Stored rows
★ ★ ★ ★ ★
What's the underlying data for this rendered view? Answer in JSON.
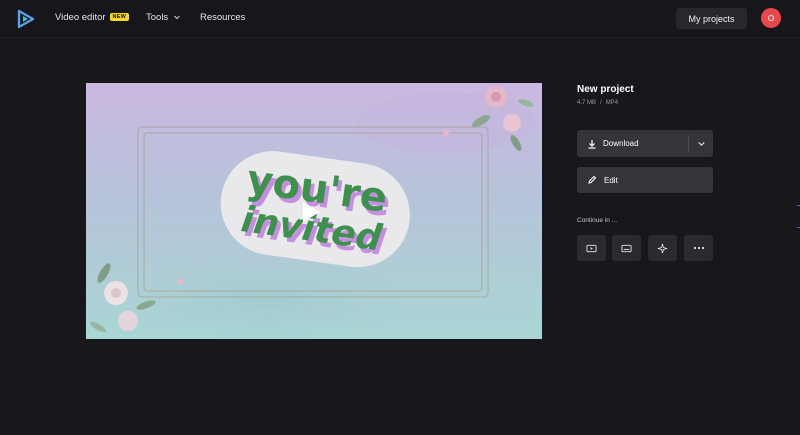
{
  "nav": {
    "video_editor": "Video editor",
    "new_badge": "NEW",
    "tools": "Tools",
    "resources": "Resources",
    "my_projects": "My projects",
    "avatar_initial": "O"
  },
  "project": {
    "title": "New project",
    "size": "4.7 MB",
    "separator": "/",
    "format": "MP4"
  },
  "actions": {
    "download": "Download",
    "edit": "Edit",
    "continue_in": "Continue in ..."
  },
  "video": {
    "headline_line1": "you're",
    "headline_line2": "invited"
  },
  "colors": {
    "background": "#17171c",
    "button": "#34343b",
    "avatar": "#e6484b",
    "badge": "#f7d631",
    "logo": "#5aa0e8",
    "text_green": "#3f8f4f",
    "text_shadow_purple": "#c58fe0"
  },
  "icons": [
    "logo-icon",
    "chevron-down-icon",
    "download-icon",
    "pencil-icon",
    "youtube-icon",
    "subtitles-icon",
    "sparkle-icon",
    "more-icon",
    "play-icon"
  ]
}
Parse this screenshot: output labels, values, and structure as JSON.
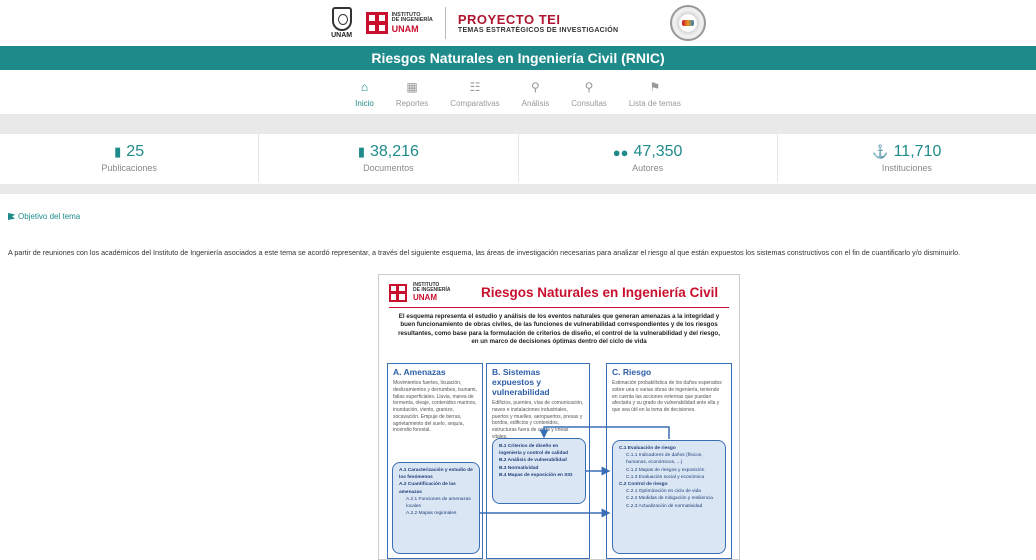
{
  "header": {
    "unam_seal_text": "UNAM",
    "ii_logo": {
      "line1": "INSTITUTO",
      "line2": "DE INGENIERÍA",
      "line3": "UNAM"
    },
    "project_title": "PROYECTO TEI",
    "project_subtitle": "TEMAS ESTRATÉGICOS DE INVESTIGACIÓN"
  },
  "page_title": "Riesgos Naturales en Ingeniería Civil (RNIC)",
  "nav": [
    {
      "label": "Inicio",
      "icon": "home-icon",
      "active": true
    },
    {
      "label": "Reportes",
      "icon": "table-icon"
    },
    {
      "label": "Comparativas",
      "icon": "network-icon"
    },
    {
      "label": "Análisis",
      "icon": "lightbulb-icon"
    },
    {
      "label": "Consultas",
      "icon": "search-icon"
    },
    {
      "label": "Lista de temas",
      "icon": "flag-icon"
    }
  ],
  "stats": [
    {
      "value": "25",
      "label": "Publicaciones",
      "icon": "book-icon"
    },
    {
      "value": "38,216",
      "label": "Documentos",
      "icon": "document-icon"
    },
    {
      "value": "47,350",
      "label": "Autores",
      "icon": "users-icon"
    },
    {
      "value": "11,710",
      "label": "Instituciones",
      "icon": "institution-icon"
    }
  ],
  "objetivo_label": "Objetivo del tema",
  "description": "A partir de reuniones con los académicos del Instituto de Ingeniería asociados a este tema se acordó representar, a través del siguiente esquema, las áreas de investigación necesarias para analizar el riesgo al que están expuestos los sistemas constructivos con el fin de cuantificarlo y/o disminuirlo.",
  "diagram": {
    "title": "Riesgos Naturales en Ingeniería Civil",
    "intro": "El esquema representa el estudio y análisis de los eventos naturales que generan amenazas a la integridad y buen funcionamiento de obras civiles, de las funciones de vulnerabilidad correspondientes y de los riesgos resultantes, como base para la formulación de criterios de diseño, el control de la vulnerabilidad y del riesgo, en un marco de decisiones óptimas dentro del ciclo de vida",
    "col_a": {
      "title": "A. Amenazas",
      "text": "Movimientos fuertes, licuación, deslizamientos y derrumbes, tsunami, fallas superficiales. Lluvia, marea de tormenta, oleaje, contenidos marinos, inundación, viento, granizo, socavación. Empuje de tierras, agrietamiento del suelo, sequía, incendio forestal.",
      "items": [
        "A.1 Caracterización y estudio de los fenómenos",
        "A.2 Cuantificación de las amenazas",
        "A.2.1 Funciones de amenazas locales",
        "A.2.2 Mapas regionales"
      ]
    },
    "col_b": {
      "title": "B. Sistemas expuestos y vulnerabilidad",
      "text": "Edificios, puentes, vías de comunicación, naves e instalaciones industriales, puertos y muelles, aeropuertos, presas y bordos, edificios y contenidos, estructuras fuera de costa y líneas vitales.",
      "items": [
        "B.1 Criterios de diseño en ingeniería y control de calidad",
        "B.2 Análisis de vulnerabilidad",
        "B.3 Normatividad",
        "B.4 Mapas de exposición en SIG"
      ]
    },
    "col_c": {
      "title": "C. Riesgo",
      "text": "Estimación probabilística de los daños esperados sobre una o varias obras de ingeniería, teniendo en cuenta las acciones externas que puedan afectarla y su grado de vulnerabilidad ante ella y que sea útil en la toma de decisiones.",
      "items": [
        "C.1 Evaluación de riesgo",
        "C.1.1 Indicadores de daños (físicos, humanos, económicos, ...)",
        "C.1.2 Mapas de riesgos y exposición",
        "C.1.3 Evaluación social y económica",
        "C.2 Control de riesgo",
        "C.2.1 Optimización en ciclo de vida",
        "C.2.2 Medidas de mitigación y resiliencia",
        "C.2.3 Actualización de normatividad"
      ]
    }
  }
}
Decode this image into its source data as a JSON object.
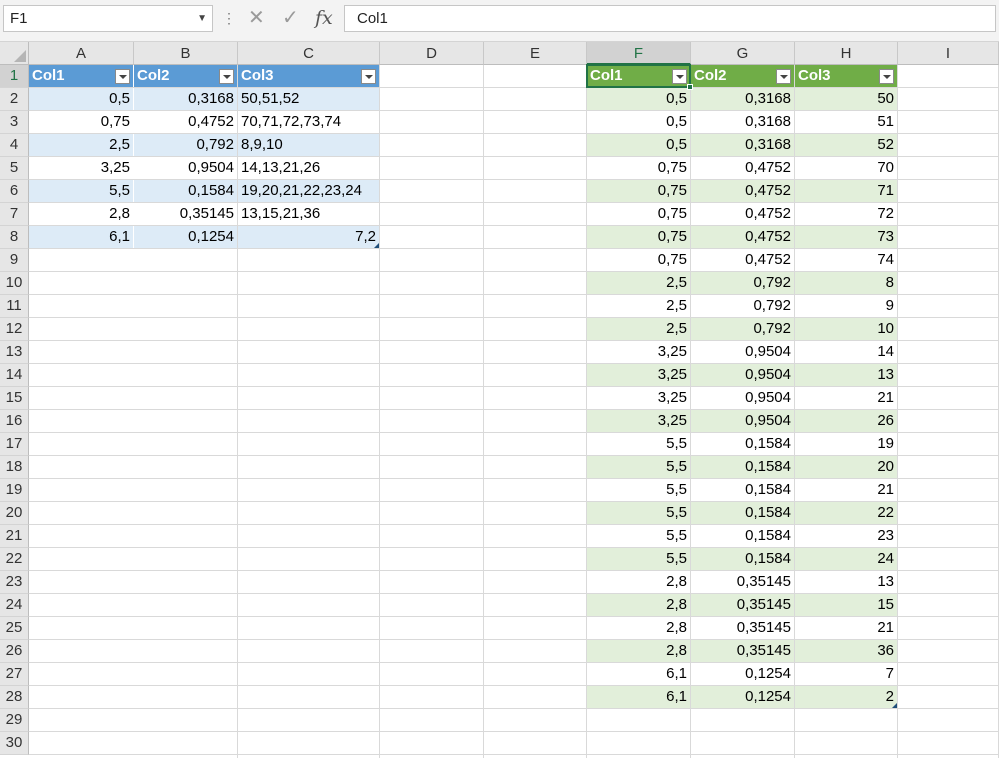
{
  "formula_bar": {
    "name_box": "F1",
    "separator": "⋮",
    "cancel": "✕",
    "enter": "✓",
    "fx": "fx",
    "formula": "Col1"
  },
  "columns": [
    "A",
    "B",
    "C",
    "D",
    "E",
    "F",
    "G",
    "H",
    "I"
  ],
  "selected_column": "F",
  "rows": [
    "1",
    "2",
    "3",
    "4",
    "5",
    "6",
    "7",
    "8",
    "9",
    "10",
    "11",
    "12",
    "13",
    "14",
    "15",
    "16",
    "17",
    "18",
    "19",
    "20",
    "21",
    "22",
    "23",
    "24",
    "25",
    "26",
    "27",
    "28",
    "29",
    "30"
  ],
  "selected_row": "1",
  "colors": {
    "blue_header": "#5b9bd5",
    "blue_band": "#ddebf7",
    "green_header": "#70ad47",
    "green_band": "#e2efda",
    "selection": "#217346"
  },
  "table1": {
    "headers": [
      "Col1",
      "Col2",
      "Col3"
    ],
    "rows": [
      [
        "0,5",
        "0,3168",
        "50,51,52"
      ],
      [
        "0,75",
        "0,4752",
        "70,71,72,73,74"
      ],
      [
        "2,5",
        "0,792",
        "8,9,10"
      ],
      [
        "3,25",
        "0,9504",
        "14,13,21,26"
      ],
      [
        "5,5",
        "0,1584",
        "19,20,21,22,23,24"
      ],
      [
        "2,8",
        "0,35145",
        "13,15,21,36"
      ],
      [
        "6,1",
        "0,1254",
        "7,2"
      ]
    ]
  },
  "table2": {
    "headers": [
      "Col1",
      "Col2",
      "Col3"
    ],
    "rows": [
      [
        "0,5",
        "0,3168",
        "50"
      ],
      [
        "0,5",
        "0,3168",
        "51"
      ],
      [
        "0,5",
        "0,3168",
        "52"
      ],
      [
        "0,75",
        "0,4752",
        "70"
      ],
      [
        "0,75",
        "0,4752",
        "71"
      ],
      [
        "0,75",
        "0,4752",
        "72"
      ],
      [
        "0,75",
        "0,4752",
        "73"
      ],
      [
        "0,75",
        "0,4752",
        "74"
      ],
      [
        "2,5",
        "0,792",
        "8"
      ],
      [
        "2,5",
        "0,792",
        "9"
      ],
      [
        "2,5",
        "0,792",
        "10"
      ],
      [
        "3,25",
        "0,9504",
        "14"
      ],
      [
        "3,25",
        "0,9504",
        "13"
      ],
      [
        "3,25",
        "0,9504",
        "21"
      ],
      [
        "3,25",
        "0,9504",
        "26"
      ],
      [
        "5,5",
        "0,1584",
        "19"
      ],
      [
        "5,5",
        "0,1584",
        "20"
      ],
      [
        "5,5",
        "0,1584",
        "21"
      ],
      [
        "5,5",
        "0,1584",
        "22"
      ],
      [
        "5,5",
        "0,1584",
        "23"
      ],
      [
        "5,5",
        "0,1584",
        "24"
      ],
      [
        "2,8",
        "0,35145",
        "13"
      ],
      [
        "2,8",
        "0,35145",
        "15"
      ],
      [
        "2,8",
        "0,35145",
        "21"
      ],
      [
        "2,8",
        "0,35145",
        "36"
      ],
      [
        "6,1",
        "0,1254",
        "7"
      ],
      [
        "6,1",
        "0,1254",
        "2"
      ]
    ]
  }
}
★ ★ ★ ★ ★
Work to be completed
Locate the word "obras" in the entries, and copy every line where it is found.

Output
    "intro": "El esquema representa el estudio y análisis de los eventos naturales que generan amenazas a la integridad y buen funcionamiento de obras civiles, de las funciones de vulnerabilidad correspondientes y de los riesgos resultantes, como base para la formulación de criterios de diseño, el control de la vulnerabilidad y del riesgo, en un marco de decisiones óptimas dentro del ciclo de vida",
      "text": "Estimación probabilística de los daños esperados sobre una o varias obras de ingeniería, teniendo en cuenta las acciones externas que puedan afectarla y su grado de vulnerabilidad ante ella y que sea útil en la toma de decisiones.",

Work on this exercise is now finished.